▶ _Stated problem_: Omit every picture and write out the rest of the records exactly.

Start Record extracts

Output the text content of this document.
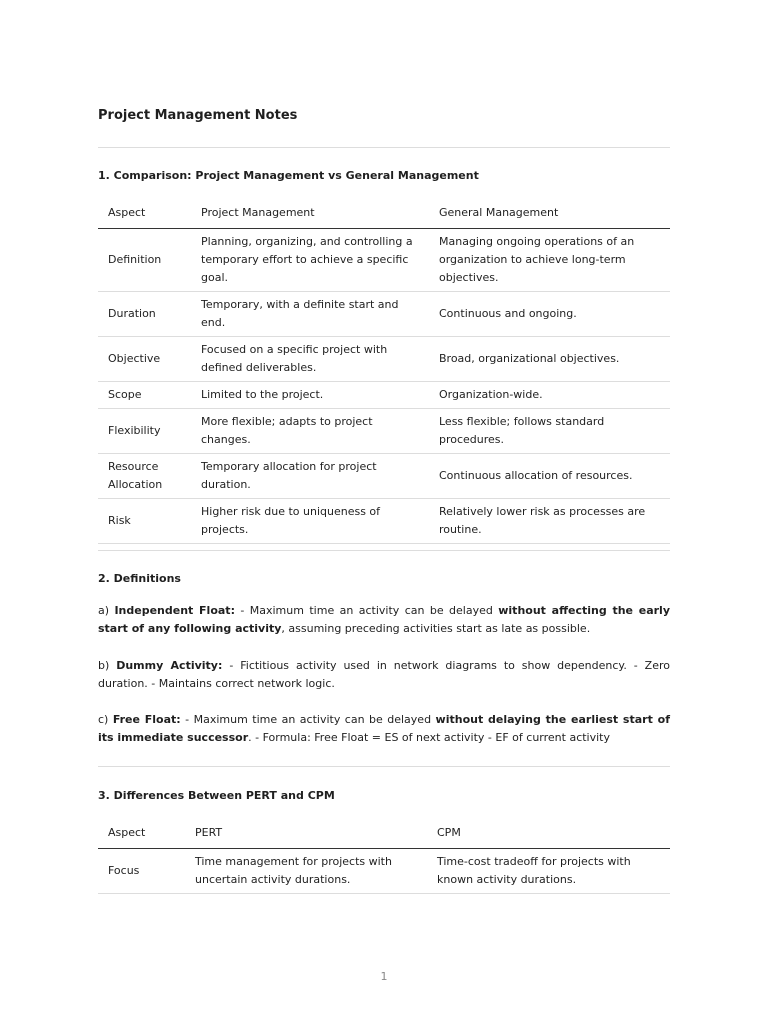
Project Management Notes
1. Comparison: Project Management vs General Management
Aspect	Project Management	General Management
Definition	Planning, organizing, and controlling a temporary effort to achieve a specific goal.	Managing ongoing operations of an organization to achieve long-term objectives.
Duration	Temporary, with a definite start and end.	Continuous and ongoing.
Objective	Focused on a specific project with defined deliverables.	Broad, organizational objectives.
Scope	Limited to the project.	Organization-wide.
Flexibility	More flexible; adapts to project changes.	Less flexible; follows standard procedures.
Resource Allocation	Temporary allocation for project duration.	Continuous allocation of resources.
Risk	Higher risk due to uniqueness of projects.	Relatively lower risk as processes are routine.
2. Definitions

a) Independent Float: - Maximum time an activity can be delayed without affecting the early start of any following activity, assuming preceding activities start as late as possible.

b) Dummy Activity: - Fictitious activity used in network diagrams to show dependency. - Zero duration. - Maintains correct network logic.

c) Free Float: - Maximum time an activity can be delayed without delaying the earliest start of its immediate successor. - Formula: Free Float = ES of next activity - EF of current activity

3. Differences Between PERT and CPM
Aspect	PERT	CPM
Focus	Time management for projects with uncertain activity durations.	Time-cost tradeoff for projects with known activity durations.
1
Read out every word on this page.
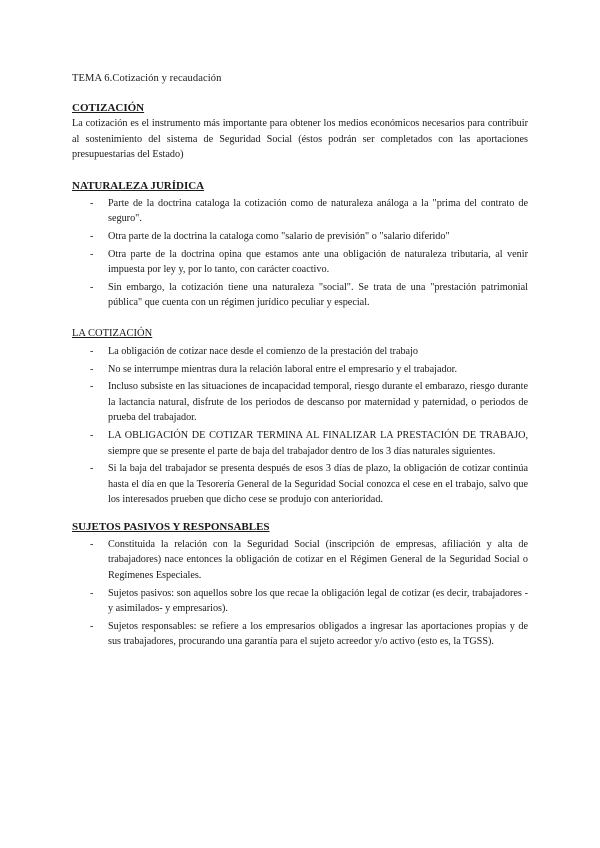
TEMA 6.Cotización y recaudación
COTIZACIÓN

La cotización es el instrumento más importante para obtener los medios económicos necesarios para contribuir al sostenimiento del sistema de Seguridad Social (éstos podrán ser completados con las aportaciones presupuestarias del Estado)

NATURALEZA JURÍDICA
- Parte de la doctrina cataloga la cotización como de naturaleza análoga a la "prima del contrato de seguro".
- Otra parte de la doctrina la cataloga como "salario de previsión" o "salario diferido"
- Otra parte de la doctrina opina que estamos ante una obligación de naturaleza tributaria, al venir impuesta por ley y, por lo tanto, con carácter coactivo.
- Sin embargo, la cotización tiene una naturaleza "social". Se trata de una "prestación patrimonial pública" que cuenta con un régimen jurídico peculiar y especial.
LA COTIZACIÓN
- La obligación de cotizar nace desde el comienzo de la prestación del trabajo
- No se interrumpe mientras dura la relación laboral entre el empresario y el trabajador.
- Incluso subsiste en las situaciones de incapacidad temporal, riesgo durante el embarazo, riesgo durante la lactancia natural, disfrute de los periodos de descanso por maternidad y paternidad, o periodos de prueba del trabajador.
- LA OBLIGACIÓN DE COTIZAR TERMINA AL FINALIZAR LA PRESTACIÓN DE TRABAJO, siempre que se presente el parte de baja del trabajador dentro de los 3 días naturales siguientes.
- Si la baja del trabajador se presenta después de esos 3 días de plazo, la obligación de cotizar continúa hasta el día en que la Tesorería General de la Seguridad Social conozca el cese en el trabajo, salvo que los interesados prueben que dicho cese se produjo con anterioridad.
SUJETOS PASIVOS Y RESPONSABLES
- Constituida la relación con la Seguridad Social (inscripción de empresas, afiliación y alta de trabajadores) nace entonces la obligación de cotizar en el Régimen General de la Seguridad Social o Regímenes Especiales.
- Sujetos pasivos: son aquellos sobre los que recae la obligación legal de cotizar (es decir, trabajadores -y asimilados- y empresarios).
- Sujetos responsables: se refiere a los empresarios obligados a ingresar las aportaciones propias y de sus trabajadores, procurando una garantía para el sujeto acreedor y/o activo (esto es, la TGSS).
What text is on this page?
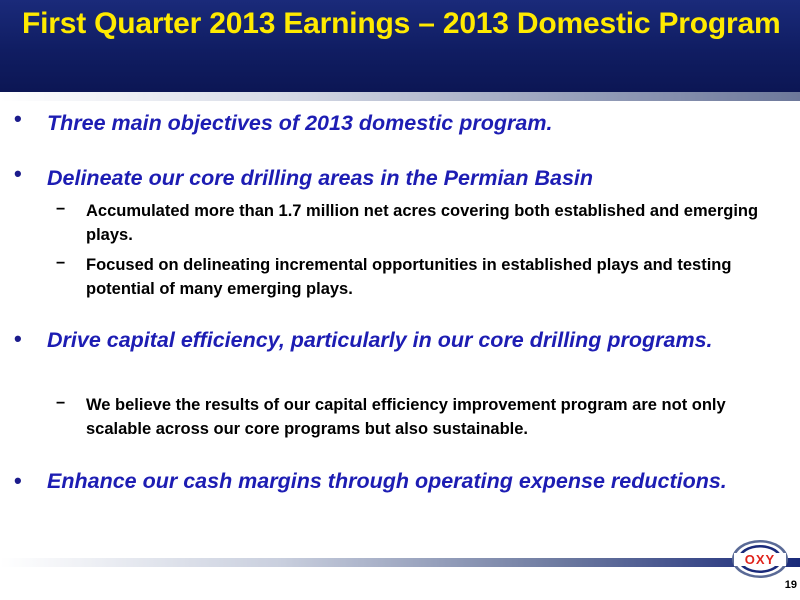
First Quarter 2013 Earnings – 2013 Domestic Program
•	Three main objectives of 2013 domestic program.
•	Delineate our core drilling areas in the Permian Basin
−	Accumulated more than 1.7 million net acres covering both established and emerging plays.
−	Focused on delineating incremental opportunities in established plays and testing potential of many emerging plays.
•	Drive capital efficiency, particularly in our core drilling programs.
−	We believe the results of our capital efficiency improvement program are not only scalable across our core programs but also sustainable.
•	Enhance our cash margins through operating expense reductions.
OXY
19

End Record extracts

▶ _Task output_:
Output the text content of this document.
Project Management Notes
1. Comparison: Project Management vs General Management
Aspect	Project Management	General Management
Definition	Planning, organizing, and controlling a temporary effort to achieve a specific goal.	Managing ongoing operations of an organization to achieve long-term objectives.
Duration	Temporary, with a definite start and end.	Continuous and ongoing.
Objective	Focused on a specific project with defined deliverables.	Broad, organizational objectives.
Scope	Limited to the project.	Organization-wide.
Flexibility	More flexible; adapts to project changes.	Less flexible; follows standard procedures.
Resource Allocation	Temporary allocation for project duration.	Continuous allocation of resources.
Risk	Higher risk due to uniqueness of projects.	Relatively lower risk as processes are routine.
2. Definitions

a) Independent Float: - Maximum time an activity can be delayed without affecting the early start of any following activity, assuming preceding activities start as late as possible.

b) Dummy Activity: - Fictitious activity used in network diagrams to show dependency. - Zero duration. - Maintains correct network logic.

c) Free Float: - Maximum time an activity can be delayed without delaying the earliest start of its immediate successor. - Formula: Free Float = ES of next activity - EF of current activity

3. Differences Between PERT and CPM
Aspect	PERT	CPM
Focus	Time management for projects with uncertain activity durations.	Time-cost tradeoff for projects with known activity durations.
1
Read out every word on this page.
TEMA 6.Cotización y recaudación
COTIZACIÓN

La cotización es el instrumento más importante para obtener los medios económicos necesarios para contribuir al sostenimiento del sistema de Seguridad Social (éstos podrán ser completados con las aportaciones presupuestarias del Estado)

NATURALEZA JURÍDICA
- Parte de la doctrina cataloga la cotización como de naturaleza análoga a la "prima del contrato de seguro".
- Otra parte de la doctrina la cataloga como "salario de previsión" o "salario diferido"
- Otra parte de la doctrina opina que estamos ante una obligación de naturaleza tributaria, al venir impuesta por ley y, por lo tanto, con carácter coactivo.
- Sin embargo, la cotización tiene una naturaleza "social". Se trata de una "prestación patrimonial pública" que cuenta con un régimen jurídico peculiar y especial.
LA COTIZACIÓN
- La obligación de cotizar nace desde el comienzo de la prestación del trabajo
- No se interrumpe mientras dura la relación laboral entre el empresario y el trabajador.
- Incluso subsiste en las situaciones de incapacidad temporal, riesgo durante el embarazo, riesgo durante la lactancia natural, disfrute de los periodos de descanso por maternidad y paternidad, o periodos de prueba del trabajador.
- LA OBLIGACIÓN DE COTIZAR TERMINA AL FINALIZAR LA PRESTACIÓN DE TRABAJO, siempre que se presente el parte de baja del trabajador dentro de los 3 días naturales siguientes.
- Si la baja del trabajador se presenta después de esos 3 días de plazo, la obligación de cotizar continúa hasta el día en que la Tesorería General de la Seguridad Social conozca el cese en el trabajo, salvo que los interesados prueben que dicho cese se produjo con anterioridad.
SUJETOS PASIVOS Y RESPONSABLES
- Constituida la relación con la Seguridad Social (inscripción de empresas, afiliación y alta de trabajadores) nace entonces la obligación de cotizar en el Régimen General de la Seguridad Social o Regímenes Especiales.
- Sujetos pasivos: son aquellos sobre los que recae la obligación legal de cotizar (es decir, trabajadores -y asimilados- y empresarios).
- Sujetos responsables: se refiere a los empresarios obligados a ingresar las aportaciones propias y de sus trabajadores, procurando una garantía para el sujeto acreedor y/o activo (esto es, la TGSS).
What text is on this page?
First Quarter 2013 Earnings – 2013 Domestic Program
•	Three main objectives of 2013 domestic program.
•	Delineate our core drilling areas in the Permian Basin
−	Accumulated more than 1.7 million net acres covering both established and emerging plays.
−	Focused on delineating incremental opportunities in established plays and testing potential of many emerging plays.
•	Drive capital efficiency, particularly in our core drilling programs.
−	We believe the results of our capital efficiency improvement program are not only scalable across our core programs but also sustainable.
•	Enhance our cash margins through operating expense reductions.
OXY
19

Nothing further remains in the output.